[Stored data]
───

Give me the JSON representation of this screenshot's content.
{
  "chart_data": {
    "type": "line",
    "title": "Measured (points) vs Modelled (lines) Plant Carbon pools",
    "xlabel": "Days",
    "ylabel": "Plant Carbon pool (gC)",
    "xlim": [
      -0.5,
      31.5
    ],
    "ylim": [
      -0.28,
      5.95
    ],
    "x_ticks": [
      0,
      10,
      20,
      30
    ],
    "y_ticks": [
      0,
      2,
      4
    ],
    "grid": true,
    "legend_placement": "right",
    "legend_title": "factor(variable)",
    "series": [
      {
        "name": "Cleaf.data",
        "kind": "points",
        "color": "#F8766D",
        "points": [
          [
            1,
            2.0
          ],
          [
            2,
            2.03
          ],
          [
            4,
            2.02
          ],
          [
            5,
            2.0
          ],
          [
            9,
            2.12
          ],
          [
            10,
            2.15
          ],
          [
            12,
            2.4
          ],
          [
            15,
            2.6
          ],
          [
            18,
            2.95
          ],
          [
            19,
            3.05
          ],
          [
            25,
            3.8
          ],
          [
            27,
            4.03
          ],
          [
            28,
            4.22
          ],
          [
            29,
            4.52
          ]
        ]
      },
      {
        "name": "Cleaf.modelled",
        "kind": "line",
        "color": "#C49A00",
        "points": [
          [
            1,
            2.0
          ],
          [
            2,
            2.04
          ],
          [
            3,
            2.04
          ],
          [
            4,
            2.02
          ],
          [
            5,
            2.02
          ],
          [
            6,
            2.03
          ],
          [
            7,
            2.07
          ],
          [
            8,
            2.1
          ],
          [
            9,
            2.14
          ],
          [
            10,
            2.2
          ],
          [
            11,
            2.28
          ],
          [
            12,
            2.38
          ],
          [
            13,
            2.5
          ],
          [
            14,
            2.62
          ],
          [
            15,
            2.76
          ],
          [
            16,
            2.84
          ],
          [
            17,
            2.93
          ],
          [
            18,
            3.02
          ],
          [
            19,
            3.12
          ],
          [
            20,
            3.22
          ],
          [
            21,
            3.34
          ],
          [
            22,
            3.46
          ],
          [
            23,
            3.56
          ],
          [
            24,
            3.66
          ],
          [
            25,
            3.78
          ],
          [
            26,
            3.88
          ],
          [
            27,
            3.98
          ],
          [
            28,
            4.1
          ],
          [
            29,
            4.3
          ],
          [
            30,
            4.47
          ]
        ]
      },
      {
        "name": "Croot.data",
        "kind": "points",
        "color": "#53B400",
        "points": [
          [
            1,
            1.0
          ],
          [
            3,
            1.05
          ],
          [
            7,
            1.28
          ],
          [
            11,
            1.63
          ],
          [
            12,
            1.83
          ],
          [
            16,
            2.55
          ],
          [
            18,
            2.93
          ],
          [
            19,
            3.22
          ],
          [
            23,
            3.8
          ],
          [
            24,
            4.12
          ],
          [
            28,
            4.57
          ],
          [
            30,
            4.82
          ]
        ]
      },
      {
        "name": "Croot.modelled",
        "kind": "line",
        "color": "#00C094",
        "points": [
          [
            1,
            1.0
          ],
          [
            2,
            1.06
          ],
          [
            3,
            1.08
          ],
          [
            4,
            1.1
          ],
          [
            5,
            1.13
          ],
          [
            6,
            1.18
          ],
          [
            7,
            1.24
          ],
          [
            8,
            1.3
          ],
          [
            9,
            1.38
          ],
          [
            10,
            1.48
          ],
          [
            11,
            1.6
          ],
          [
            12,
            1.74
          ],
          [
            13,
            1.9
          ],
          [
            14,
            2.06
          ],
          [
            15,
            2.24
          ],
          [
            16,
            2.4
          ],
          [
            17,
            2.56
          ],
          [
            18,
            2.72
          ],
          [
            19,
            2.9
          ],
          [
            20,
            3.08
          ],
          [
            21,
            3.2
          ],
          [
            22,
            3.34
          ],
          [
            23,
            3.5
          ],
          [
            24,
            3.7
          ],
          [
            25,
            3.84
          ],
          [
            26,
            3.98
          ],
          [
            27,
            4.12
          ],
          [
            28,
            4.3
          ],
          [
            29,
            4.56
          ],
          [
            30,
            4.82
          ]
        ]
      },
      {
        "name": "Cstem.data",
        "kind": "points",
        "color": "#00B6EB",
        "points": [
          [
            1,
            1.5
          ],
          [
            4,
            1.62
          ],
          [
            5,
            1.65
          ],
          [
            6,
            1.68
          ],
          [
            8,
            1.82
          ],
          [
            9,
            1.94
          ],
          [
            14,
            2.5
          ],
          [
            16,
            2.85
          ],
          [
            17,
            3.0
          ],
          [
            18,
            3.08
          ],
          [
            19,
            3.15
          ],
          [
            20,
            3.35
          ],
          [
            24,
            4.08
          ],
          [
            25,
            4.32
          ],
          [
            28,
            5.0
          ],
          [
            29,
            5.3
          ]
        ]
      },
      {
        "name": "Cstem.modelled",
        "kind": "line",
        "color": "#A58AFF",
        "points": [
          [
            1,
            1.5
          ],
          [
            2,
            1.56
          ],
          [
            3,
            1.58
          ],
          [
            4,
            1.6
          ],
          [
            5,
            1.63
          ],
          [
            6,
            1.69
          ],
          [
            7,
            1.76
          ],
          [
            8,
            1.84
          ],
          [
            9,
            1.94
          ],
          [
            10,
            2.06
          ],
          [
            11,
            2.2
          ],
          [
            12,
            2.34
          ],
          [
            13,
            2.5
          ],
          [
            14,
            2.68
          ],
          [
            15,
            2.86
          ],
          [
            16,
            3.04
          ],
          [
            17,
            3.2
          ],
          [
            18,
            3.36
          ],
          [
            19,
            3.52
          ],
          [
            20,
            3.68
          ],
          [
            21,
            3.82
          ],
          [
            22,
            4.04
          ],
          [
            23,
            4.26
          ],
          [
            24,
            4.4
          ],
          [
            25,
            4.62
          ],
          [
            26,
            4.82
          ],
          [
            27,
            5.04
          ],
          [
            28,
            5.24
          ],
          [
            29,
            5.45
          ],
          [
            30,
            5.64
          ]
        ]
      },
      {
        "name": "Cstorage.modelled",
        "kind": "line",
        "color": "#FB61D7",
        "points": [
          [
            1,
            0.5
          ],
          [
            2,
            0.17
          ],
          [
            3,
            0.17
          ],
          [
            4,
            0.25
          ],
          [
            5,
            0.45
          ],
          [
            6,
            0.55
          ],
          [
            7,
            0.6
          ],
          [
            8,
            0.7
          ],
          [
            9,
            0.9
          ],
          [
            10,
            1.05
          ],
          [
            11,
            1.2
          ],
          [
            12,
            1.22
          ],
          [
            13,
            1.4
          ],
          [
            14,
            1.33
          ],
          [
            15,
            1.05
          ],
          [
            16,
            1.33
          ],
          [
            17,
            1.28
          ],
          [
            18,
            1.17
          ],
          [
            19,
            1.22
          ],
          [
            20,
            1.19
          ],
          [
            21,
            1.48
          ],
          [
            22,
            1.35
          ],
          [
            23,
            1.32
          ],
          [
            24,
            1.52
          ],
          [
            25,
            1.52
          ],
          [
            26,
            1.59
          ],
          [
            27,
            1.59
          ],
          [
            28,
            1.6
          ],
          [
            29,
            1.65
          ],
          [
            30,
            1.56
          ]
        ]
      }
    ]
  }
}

───

▶ **Do this**:
Print every entry exactly as it appears.

▶ **Solution to this problem**:
Give me the JSON representation of this screenshot's content.
{
  "chart_data": {
    "type": "line",
    "title": "Measured (points) vs Modelled (lines) Plant Carbon pools",
    "xlabel": "Days",
    "ylabel": "Plant Carbon pool (gC)",
    "xlim": [
      -0.5,
      31.5
    ],
    "ylim": [
      -0.28,
      5.95
    ],
    "x_ticks": [
      0,
      10,
      20,
      30
    ],
    "y_ticks": [
      0,
      2,
      4
    ],
    "grid": true,
    "legend_placement": "right",
    "legend_title": "factor(variable)",
    "series": [
      {
        "name": "Cleaf.data",
        "kind": "points",
        "color": "#F8766D",
        "points": [
          [
            1,
            2.0
          ],
          [
            2,
            2.03
          ],
          [
            4,
            2.02
          ],
          [
            5,
            2.0
          ],
          [
            9,
            2.12
          ],
          [
            10,
            2.15
          ],
          [
            12,
            2.4
          ],
          [
            15,
            2.6
          ],
          [
            18,
            2.95
          ],
          [
            19,
            3.05
          ],
          [
            25,
            3.8
          ],
          [
            27,
            4.03
          ],
          [
            28,
            4.22
          ],
          [
            29,
            4.52
          ]
        ]
      },
      {
        "name": "Cleaf.modelled",
        "kind": "line",
        "color": "#C49A00",
        "points": [
          [
            1,
            2.0
          ],
          [
            2,
            2.04
          ],
          [
            3,
            2.04
          ],
          [
            4,
            2.02
          ],
          [
            5,
            2.02
          ],
          [
            6,
            2.03
          ],
          [
            7,
            2.07
          ],
          [
            8,
            2.1
          ],
          [
            9,
            2.14
          ],
          [
            10,
            2.2
          ],
          [
            11,
            2.28
          ],
          [
            12,
            2.38
          ],
          [
            13,
            2.5
          ],
          [
            14,
            2.62
          ],
          [
            15,
            2.76
          ],
          [
            16,
            2.84
          ],
          [
            17,
            2.93
          ],
          [
            18,
            3.02
          ],
          [
            19,
            3.12
          ],
          [
            20,
            3.22
          ],
          [
            21,
            3.34
          ],
          [
            22,
            3.46
          ],
          [
            23,
            3.56
          ],
          [
            24,
            3.66
          ],
          [
            25,
            3.78
          ],
          [
            26,
            3.88
          ],
          [
            27,
            3.98
          ],
          [
            28,
            4.1
          ],
          [
            29,
            4.3
          ],
          [
            30,
            4.47
          ]
        ]
      },
      {
        "name": "Croot.data",
        "kind": "points",
        "color": "#53B400",
        "points": [
          [
            1,
            1.0
          ],
          [
            3,
            1.05
          ],
          [
            7,
            1.28
          ],
          [
            11,
            1.63
          ],
          [
            12,
            1.83
          ],
          [
            16,
            2.55
          ],
          [
            18,
            2.93
          ],
          [
            19,
            3.22
          ],
          [
            23,
            3.8
          ],
          [
            24,
            4.12
          ],
          [
            28,
            4.57
          ],
          [
            30,
            4.82
          ]
        ]
      },
      {
        "name": "Croot.modelled",
        "kind": "line",
        "color": "#00C094",
        "points": [
          [
            1,
            1.0
          ],
          [
            2,
            1.06
          ],
          [
            3,
            1.08
          ],
          [
            4,
            1.1
          ],
          [
            5,
            1.13
          ],
          [
            6,
            1.18
          ],
          [
            7,
            1.24
          ],
          [
            8,
            1.3
          ],
          [
            9,
            1.38
          ],
          [
            10,
            1.48
          ],
          [
            11,
            1.6
          ],
          [
            12,
            1.74
          ],
          [
            13,
            1.9
          ],
          [
            14,
            2.06
          ],
          [
            15,
            2.24
          ],
          [
            16,
            2.4
          ],
          [
            17,
            2.56
          ],
          [
            18,
            2.72
          ],
          [
            19,
            2.9
          ],
          [
            20,
            3.08
          ],
          [
            21,
            3.2
          ],
          [
            22,
            3.34
          ],
          [
            23,
            3.5
          ],
          [
            24,
            3.7
          ],
          [
            25,
            3.84
          ],
          [
            26,
            3.98
          ],
          [
            27,
            4.12
          ],
          [
            28,
            4.3
          ],
          [
            29,
            4.56
          ],
          [
            30,
            4.82
          ]
        ]
      },
      {
        "name": "Cstem.data",
        "kind": "points",
        "color": "#00B6EB",
        "points": [
          [
            1,
            1.5
          ],
          [
            4,
            1.62
          ],
          [
            5,
            1.65
          ],
          [
            6,
            1.68
          ],
          [
            8,
            1.82
          ],
          [
            9,
            1.94
          ],
          [
            14,
            2.5
          ],
          [
            16,
            2.85
          ],
          [
            17,
            3.0
          ],
          [
            18,
            3.08
          ],
          [
            19,
            3.15
          ],
          [
            20,
            3.35
          ],
          [
            24,
            4.08
          ],
          [
            25,
            4.32
          ],
          [
            28,
            5.0
          ],
          [
            29,
            5.3
          ]
        ]
      },
      {
        "name": "Cstem.modelled",
        "kind": "line",
        "color": "#A58AFF",
        "points": [
          [
            1,
            1.5
          ],
          [
            2,
            1.56
          ],
          [
            3,
            1.58
          ],
          [
            4,
            1.6
          ],
          [
            5,
            1.63
          ],
          [
            6,
            1.69
          ],
          [
            7,
            1.76
          ],
          [
            8,
            1.84
          ],
          [
            9,
            1.94
          ],
          [
            10,
            2.06
          ],
          [
            11,
            2.2
          ],
          [
            12,
            2.34
          ],
          [
            13,
            2.5
          ],
          [
            14,
            2.68
          ],
          [
            15,
            2.86
          ],
          [
            16,
            3.04
          ],
          [
            17,
            3.2
          ],
          [
            18,
            3.36
          ],
          [
            19,
            3.52
          ],
          [
            20,
            3.68
          ],
          [
            21,
            3.82
          ],
          [
            22,
            4.04
          ],
          [
            23,
            4.26
          ],
          [
            24,
            4.4
          ],
          [
            25,
            4.62
          ],
          [
            26,
            4.82
          ],
          [
            27,
            5.04
          ],
          [
            28,
            5.24
          ],
          [
            29,
            5.45
          ],
          [
            30,
            5.64
          ]
        ]
      },
      {
        "name": "Cstorage.modelled",
        "kind": "line",
        "color": "#FB61D7",
        "points": [
          [
            1,
            0.5
          ],
          [
            2,
            0.17
          ],
          [
            3,
            0.17
          ],
          [
            4,
            0.25
          ],
          [
            5,
            0.45
          ],
          [
            6,
            0.55
          ],
          [
            7,
            0.6
          ],
          [
            8,
            0.7
          ],
          [
            9,
            0.9
          ],
          [
            10,
            1.05
          ],
          [
            11,
            1.2
          ],
          [
            12,
            1.22
          ],
          [
            13,
            1.4
          ],
          [
            14,
            1.33
          ],
          [
            15,
            1.05
          ],
          [
            16,
            1.33
          ],
          [
            17,
            1.28
          ],
          [
            18,
            1.17
          ],
          [
            19,
            1.22
          ],
          [
            20,
            1.19
          ],
          [
            21,
            1.48
          ],
          [
            22,
            1.35
          ],
          [
            23,
            1.32
          ],
          [
            24,
            1.52
          ],
          [
            25,
            1.52
          ],
          [
            26,
            1.59
          ],
          [
            27,
            1.59
          ],
          [
            28,
            1.6
          ],
          [
            29,
            1.65
          ],
          [
            30,
            1.56
          ]
        ]
      }
    ]
  }
}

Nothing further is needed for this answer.